■ **PROBLEM TO WORK ON**: Copy every line in which the string "forældre" occurs.

** start of EXERCISE INPUTS **

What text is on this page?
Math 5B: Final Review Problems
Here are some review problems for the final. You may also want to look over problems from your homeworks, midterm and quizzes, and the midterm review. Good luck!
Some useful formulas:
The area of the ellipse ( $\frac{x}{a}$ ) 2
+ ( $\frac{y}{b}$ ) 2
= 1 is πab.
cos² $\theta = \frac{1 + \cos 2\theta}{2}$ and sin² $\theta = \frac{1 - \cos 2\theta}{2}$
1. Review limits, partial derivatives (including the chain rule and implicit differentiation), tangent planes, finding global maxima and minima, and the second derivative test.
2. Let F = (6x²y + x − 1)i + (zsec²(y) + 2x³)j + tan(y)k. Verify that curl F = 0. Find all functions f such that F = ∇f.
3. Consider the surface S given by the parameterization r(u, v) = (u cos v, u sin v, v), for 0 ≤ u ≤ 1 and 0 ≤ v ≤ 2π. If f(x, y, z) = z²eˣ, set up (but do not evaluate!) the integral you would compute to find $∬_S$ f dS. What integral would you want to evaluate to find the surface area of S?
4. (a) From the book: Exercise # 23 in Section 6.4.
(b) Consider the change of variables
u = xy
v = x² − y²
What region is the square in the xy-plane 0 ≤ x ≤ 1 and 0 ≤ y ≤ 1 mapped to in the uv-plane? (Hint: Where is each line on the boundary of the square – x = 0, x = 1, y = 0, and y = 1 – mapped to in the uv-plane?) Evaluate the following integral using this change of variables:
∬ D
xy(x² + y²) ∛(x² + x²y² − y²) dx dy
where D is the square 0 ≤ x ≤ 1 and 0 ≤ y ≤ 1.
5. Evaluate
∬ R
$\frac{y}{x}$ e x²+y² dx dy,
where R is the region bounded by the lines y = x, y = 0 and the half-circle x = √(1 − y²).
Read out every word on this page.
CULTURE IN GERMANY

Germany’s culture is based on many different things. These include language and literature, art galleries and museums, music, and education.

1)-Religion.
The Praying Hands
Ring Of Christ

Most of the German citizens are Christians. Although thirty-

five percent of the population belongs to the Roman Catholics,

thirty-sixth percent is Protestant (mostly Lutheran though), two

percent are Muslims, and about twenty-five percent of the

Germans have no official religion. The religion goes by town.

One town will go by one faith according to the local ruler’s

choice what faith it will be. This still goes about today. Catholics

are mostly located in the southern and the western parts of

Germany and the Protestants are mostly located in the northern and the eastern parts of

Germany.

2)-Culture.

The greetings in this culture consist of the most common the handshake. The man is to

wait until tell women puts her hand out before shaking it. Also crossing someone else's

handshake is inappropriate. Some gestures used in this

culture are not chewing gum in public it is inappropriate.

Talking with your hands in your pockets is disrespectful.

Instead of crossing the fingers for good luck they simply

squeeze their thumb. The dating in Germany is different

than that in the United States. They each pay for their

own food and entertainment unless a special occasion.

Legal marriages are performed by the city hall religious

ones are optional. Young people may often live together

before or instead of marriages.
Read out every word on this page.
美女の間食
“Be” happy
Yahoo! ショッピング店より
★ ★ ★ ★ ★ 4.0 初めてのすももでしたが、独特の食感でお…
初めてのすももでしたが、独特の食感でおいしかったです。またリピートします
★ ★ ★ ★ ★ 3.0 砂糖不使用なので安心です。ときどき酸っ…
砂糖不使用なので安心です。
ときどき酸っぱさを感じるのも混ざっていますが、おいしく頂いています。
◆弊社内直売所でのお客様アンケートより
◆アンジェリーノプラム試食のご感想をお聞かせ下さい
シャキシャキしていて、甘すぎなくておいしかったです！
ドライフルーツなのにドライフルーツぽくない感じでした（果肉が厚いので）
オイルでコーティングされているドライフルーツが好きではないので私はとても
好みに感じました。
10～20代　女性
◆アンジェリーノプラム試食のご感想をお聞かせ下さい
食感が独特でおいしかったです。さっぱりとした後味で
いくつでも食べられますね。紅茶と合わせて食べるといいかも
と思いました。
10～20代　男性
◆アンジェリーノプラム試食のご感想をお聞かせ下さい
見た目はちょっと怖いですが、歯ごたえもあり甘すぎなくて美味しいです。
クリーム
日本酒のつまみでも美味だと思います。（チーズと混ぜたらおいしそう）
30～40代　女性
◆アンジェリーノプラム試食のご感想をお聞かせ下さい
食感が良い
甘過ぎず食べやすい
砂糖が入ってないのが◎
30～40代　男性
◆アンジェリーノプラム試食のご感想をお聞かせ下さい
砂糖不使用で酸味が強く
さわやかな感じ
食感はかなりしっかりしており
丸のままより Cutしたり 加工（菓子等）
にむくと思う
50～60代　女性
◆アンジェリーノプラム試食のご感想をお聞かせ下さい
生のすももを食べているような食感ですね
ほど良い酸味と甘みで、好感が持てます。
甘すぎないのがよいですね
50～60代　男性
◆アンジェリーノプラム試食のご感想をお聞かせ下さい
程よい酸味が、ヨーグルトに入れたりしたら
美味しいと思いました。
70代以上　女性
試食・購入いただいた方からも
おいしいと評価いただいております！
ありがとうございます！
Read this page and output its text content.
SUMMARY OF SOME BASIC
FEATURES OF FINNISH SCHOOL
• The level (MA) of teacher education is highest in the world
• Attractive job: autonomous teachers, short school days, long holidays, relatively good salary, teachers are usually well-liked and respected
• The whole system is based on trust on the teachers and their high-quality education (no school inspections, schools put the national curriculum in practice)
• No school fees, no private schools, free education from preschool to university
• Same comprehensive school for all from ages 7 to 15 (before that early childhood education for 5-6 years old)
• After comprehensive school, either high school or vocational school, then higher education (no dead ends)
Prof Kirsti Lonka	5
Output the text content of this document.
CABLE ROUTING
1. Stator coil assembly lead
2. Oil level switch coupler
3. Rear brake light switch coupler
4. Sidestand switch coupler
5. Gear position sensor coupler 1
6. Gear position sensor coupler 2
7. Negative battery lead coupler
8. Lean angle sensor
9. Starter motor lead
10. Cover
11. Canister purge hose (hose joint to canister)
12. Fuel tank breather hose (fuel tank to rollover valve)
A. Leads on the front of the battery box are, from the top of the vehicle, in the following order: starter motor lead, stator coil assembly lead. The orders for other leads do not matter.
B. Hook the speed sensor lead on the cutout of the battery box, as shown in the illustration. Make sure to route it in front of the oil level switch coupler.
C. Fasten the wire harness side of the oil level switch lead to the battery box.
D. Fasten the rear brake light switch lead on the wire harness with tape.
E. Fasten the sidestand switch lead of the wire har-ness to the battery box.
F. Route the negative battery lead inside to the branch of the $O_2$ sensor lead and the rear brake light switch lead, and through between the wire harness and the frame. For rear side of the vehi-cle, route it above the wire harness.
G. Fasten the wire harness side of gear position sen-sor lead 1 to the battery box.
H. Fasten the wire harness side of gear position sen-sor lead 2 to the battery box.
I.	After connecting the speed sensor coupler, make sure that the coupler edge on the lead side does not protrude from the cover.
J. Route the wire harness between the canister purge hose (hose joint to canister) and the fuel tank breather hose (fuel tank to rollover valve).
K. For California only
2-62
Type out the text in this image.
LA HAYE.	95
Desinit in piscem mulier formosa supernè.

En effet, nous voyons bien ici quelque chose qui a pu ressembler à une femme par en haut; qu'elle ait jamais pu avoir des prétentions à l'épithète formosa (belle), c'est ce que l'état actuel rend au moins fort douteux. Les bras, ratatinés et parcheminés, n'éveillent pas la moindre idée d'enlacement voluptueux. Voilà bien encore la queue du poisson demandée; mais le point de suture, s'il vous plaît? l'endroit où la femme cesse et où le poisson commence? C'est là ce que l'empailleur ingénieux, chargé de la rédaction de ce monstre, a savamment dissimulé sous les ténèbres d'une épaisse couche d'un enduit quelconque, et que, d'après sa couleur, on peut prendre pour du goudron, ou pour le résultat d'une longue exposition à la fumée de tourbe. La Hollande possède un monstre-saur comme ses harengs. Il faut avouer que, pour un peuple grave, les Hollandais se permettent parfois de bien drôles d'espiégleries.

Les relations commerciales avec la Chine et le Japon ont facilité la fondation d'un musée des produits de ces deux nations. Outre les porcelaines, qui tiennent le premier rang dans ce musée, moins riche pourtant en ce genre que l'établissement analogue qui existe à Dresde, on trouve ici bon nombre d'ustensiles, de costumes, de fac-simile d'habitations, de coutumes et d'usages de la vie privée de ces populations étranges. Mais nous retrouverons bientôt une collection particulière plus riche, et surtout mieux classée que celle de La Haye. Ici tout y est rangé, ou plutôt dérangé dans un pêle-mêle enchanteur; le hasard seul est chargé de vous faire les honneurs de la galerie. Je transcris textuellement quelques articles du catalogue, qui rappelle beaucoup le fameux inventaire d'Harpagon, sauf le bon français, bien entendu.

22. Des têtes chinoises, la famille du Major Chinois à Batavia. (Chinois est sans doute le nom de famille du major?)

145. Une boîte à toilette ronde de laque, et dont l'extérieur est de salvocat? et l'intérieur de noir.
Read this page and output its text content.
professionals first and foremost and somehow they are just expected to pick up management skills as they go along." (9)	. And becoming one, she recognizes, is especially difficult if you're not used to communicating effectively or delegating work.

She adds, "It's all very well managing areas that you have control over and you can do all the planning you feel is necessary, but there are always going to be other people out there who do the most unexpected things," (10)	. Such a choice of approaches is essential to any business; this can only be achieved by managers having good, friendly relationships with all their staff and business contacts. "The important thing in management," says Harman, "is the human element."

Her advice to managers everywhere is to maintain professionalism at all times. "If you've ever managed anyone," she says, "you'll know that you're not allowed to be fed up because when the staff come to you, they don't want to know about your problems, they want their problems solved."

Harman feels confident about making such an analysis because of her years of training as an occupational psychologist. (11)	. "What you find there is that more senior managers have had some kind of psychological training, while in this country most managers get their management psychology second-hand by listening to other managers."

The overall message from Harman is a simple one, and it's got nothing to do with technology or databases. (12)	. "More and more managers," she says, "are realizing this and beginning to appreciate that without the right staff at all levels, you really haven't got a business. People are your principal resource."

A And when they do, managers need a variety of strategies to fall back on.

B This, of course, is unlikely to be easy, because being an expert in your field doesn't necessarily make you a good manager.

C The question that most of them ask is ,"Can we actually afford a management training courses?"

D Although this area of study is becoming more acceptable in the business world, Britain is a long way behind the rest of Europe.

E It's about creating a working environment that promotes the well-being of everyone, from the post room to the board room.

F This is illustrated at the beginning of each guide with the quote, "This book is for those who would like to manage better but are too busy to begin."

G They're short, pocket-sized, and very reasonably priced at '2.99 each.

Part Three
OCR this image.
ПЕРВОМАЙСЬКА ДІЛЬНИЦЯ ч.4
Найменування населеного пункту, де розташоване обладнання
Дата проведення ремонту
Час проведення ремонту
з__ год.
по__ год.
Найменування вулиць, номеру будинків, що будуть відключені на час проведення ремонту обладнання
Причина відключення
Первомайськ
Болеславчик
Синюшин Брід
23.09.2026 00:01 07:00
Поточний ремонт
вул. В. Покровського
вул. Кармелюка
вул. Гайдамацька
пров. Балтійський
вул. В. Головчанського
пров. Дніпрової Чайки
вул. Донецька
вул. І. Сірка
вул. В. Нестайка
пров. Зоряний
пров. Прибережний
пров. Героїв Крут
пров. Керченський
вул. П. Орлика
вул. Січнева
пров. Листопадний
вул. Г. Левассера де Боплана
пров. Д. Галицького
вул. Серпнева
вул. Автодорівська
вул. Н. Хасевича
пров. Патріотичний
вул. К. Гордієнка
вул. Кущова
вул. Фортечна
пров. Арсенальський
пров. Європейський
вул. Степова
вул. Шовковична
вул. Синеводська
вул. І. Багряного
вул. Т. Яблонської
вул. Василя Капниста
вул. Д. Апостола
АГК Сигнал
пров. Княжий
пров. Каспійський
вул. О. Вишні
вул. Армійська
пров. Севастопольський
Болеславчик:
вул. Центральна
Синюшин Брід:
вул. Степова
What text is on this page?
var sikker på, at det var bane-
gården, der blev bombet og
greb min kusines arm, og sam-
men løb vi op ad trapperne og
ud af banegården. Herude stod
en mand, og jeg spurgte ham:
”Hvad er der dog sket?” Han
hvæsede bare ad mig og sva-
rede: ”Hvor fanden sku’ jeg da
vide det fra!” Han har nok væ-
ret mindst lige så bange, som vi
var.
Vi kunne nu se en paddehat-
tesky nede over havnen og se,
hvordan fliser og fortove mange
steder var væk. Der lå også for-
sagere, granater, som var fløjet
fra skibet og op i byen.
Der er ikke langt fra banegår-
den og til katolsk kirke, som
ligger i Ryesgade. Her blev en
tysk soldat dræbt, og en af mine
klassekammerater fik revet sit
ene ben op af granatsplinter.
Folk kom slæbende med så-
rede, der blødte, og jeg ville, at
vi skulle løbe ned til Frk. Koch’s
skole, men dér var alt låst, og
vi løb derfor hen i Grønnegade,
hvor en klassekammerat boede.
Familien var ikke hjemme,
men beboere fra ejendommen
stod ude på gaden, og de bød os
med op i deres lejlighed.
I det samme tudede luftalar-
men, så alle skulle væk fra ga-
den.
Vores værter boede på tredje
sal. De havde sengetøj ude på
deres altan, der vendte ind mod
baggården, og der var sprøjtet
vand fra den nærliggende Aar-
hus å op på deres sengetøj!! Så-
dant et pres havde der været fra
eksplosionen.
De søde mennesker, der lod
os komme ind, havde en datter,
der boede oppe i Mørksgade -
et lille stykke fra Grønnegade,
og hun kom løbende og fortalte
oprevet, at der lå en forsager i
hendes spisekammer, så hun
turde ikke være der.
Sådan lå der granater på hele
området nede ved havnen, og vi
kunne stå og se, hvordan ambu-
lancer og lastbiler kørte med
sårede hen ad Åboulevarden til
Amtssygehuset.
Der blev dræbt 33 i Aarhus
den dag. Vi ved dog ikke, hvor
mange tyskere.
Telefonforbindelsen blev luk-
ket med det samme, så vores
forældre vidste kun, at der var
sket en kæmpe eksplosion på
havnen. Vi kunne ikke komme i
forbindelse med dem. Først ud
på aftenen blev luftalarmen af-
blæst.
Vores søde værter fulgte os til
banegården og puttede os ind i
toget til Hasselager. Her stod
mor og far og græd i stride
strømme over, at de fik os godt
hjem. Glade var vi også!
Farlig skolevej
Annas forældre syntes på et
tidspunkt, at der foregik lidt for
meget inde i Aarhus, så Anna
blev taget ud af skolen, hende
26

** end of EXERCISE INPUTS **

■ **SOLUTION TO THIS PROBLEM**:
forældre vidste kun, at der var
Annas forældre syntes på et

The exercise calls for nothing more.